Each entry must be given again exactly; images do not belong in the copy.

**Items:**
= = = =

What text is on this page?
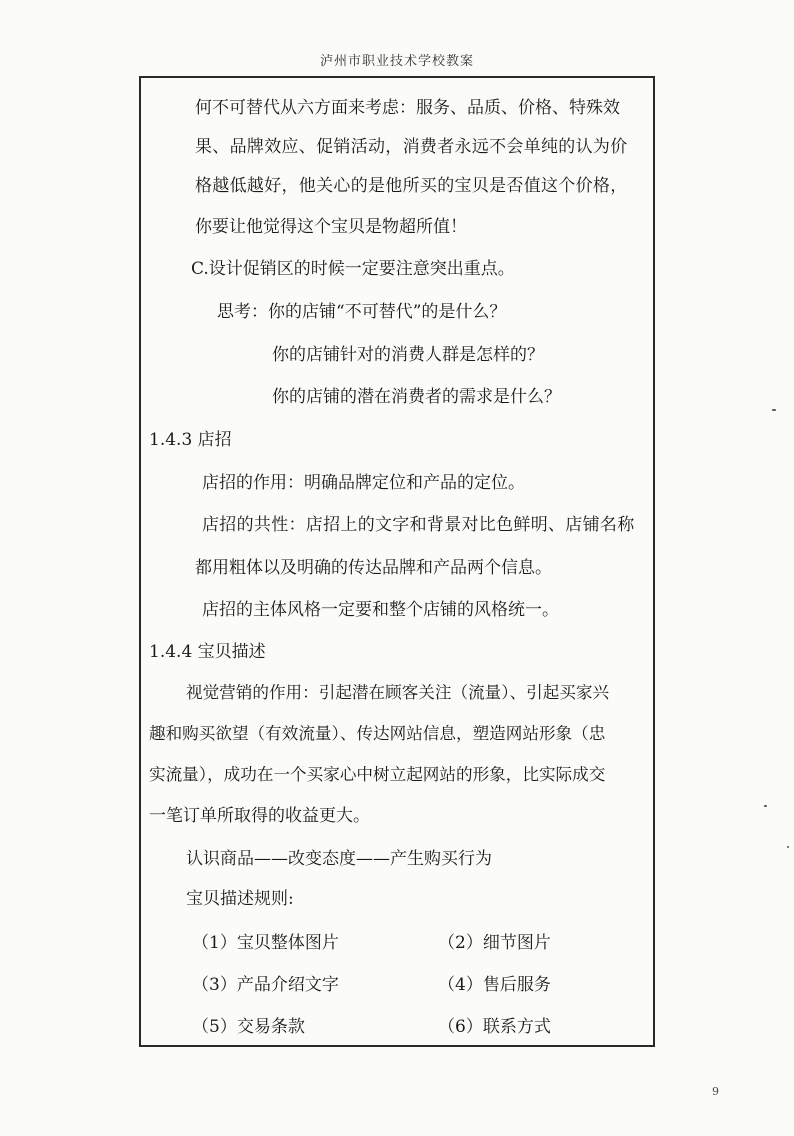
泸州市职业技术学校教案
何不可替代从六方面来考虑：服务、品质、价格、特殊效
果、品牌效应、促销活动，消费者永远不会单纯的认为价
格越低越好，他关心的是他所买的宝贝是否值这个价格，
你要让他觉得这个宝贝是物超所值！
C.设计促销区的时候一定要注意突出重点。
思考：你的店铺“不可替代”的是什么？
你的店铺针对的消费人群是怎样的？
你的店铺的潜在消费者的需求是什么？
1.4.3 店招
店招的作用：明确品牌定位和产品的定位。
店招的共性：店招上的文字和背景对比色鲜明、店铺名称
都用粗体以及明确的传达品牌和产品两个信息。
店招的主体风格一定要和整个店铺的风格统一。
1.4.4 宝贝描述
视觉营销的作用：引起潜在顾客关注（流量）、引起买家兴
趣和购买欲望（有效流量）、传达网站信息，塑造网站形象（忠
实流量），成功在一个买家心中树立起网站的形象，比实际成交
一笔订单所取得的收益更大。
认识商品——改变态度——产生购买行为
宝贝描述规则:
（1）宝贝整体图片	（2）细节图片
（3）产品介绍文字	（4）售后服务
（5）交易条款	（6）联系方式
9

= = = =

**Written response:**
What text is on this page?
泸州市职业技术学校教案
何不可替代从六方面来考虑：服务、品质、价格、特殊效
果、品牌效应、促销活动，消费者永远不会单纯的认为价
格越低越好，他关心的是他所买的宝贝是否值这个价格，
你要让他觉得这个宝贝是物超所值！
C.设计促销区的时候一定要注意突出重点。
思考：你的店铺“不可替代”的是什么？
你的店铺针对的消费人群是怎样的？
你的店铺的潜在消费者的需求是什么？
1.4.3 店招
店招的作用：明确品牌定位和产品的定位。
店招的共性：店招上的文字和背景对比色鲜明、店铺名称
都用粗体以及明确的传达品牌和产品两个信息。
店招的主体风格一定要和整个店铺的风格统一。
1.4.4 宝贝描述
视觉营销的作用：引起潜在顾客关注（流量）、引起买家兴
趣和购买欲望（有效流量）、传达网站信息，塑造网站形象（忠
实流量），成功在一个买家心中树立起网站的形象，比实际成交
一笔订单所取得的收益更大。
认识商品——改变态度——产生购买行为
宝贝描述规则:
（1）宝贝整体图片	（2）细节图片
（3）产品介绍文字	（4）售后服务
（5）交易条款	（6）联系方式
9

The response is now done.